» **GOAL**:
Find the lines holding "value" and copy them.
* * * * *
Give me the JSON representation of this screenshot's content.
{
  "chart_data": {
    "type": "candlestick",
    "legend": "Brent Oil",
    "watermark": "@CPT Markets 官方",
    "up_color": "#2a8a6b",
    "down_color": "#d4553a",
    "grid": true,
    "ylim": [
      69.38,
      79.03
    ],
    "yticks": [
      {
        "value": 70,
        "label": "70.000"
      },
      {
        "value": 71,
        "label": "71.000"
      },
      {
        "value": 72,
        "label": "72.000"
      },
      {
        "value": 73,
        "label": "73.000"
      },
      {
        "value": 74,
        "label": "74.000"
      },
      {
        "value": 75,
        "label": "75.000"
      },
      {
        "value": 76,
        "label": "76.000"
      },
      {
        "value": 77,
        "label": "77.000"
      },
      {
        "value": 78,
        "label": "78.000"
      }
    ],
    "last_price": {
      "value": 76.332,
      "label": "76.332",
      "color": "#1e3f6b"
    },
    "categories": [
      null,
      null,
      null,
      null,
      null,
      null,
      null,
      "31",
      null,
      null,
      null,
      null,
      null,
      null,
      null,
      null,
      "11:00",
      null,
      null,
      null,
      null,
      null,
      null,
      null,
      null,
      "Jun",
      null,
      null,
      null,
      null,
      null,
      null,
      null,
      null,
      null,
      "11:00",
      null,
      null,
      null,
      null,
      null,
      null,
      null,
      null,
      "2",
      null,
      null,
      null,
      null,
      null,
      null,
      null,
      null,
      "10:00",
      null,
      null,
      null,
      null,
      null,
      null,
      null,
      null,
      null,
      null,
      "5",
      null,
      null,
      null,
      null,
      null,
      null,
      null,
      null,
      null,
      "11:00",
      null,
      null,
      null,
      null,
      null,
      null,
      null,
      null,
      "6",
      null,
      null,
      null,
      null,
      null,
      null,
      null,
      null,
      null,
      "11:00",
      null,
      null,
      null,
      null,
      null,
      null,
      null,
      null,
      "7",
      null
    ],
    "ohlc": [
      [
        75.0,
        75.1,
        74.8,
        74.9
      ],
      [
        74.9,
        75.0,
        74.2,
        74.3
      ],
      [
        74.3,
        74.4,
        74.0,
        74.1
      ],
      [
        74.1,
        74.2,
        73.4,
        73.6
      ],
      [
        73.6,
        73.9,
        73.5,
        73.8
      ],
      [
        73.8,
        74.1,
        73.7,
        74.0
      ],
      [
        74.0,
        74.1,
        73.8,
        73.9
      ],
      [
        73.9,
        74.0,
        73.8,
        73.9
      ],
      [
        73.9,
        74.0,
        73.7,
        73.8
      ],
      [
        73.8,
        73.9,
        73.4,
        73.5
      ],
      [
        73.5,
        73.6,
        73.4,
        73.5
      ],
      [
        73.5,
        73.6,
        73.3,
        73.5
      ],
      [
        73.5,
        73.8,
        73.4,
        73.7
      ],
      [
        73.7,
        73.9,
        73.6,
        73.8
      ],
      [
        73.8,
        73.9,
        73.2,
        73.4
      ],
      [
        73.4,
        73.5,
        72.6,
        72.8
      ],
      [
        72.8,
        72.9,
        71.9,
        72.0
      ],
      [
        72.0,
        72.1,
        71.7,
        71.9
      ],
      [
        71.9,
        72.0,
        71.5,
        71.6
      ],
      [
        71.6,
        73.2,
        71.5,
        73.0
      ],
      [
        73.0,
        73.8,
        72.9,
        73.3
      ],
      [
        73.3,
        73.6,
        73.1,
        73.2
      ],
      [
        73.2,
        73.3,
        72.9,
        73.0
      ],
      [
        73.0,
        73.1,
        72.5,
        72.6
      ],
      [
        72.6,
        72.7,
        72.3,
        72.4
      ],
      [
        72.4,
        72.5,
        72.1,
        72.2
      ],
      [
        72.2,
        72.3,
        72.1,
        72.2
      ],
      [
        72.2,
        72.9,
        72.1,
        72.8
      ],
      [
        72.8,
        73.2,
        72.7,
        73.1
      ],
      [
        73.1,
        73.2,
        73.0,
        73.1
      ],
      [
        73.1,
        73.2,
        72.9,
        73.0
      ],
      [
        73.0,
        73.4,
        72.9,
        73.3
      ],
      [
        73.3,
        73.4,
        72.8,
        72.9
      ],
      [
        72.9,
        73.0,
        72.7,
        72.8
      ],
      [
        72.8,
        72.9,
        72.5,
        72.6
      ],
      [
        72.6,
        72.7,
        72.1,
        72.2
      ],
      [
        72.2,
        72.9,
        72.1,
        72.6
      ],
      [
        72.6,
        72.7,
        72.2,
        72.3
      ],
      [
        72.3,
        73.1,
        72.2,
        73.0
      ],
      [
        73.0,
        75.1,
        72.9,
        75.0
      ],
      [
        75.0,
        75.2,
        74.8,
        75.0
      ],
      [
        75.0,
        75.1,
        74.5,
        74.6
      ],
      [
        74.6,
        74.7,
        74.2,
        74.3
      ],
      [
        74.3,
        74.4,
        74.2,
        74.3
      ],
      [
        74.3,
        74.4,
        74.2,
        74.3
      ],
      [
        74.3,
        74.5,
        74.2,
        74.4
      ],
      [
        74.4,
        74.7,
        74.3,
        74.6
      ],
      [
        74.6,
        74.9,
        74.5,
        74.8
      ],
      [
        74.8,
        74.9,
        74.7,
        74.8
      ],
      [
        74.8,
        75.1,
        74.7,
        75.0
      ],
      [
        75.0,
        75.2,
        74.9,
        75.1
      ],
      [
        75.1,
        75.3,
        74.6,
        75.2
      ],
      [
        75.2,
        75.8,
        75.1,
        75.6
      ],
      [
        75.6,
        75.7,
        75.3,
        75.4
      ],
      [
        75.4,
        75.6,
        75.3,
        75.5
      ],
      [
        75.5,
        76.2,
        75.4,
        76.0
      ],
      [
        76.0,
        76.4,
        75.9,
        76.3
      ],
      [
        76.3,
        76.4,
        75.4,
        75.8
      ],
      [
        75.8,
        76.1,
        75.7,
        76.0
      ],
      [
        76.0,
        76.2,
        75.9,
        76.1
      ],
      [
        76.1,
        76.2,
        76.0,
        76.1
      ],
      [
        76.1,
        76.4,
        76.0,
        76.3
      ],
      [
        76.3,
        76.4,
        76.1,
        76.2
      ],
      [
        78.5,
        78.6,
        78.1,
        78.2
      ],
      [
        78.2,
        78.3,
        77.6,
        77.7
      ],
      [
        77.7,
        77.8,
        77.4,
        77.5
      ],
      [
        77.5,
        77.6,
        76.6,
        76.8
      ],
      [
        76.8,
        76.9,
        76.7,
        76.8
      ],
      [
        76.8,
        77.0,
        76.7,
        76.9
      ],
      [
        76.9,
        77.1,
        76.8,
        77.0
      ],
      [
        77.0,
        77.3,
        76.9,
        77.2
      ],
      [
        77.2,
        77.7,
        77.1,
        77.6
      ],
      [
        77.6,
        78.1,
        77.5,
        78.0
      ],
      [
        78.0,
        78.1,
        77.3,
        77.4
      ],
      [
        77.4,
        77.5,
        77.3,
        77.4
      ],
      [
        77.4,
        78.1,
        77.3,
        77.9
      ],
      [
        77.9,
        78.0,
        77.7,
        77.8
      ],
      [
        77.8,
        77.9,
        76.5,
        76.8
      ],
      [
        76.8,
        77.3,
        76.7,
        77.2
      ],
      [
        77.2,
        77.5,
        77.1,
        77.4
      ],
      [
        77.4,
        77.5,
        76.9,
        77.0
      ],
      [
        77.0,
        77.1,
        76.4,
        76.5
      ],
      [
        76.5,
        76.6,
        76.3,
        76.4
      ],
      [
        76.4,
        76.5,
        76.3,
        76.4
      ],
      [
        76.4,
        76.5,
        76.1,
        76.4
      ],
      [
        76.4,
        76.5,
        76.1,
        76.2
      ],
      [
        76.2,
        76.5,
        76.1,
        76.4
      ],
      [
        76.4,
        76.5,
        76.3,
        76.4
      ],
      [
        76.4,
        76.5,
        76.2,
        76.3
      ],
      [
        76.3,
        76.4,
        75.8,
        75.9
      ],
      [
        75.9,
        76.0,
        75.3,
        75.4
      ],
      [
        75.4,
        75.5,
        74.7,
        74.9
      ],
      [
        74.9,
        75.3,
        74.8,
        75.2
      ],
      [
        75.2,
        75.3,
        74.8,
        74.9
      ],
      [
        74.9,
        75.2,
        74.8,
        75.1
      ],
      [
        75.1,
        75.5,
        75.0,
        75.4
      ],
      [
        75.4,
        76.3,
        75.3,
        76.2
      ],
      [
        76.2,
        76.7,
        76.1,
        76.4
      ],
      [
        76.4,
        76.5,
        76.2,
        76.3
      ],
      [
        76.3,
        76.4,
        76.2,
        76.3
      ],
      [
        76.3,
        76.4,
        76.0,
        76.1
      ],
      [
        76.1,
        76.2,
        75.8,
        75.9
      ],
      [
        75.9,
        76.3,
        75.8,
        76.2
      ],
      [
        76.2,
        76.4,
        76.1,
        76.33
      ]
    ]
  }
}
* * * * *
» **FINISHED TASK**:
        "value": 70,
        "value": 71,
        "value": 72,
        "value": 73,
        "value": 74,
        "value": 75,
        "value": 76,
        "value": 77,
        "value": 78,
      "value": 76.332,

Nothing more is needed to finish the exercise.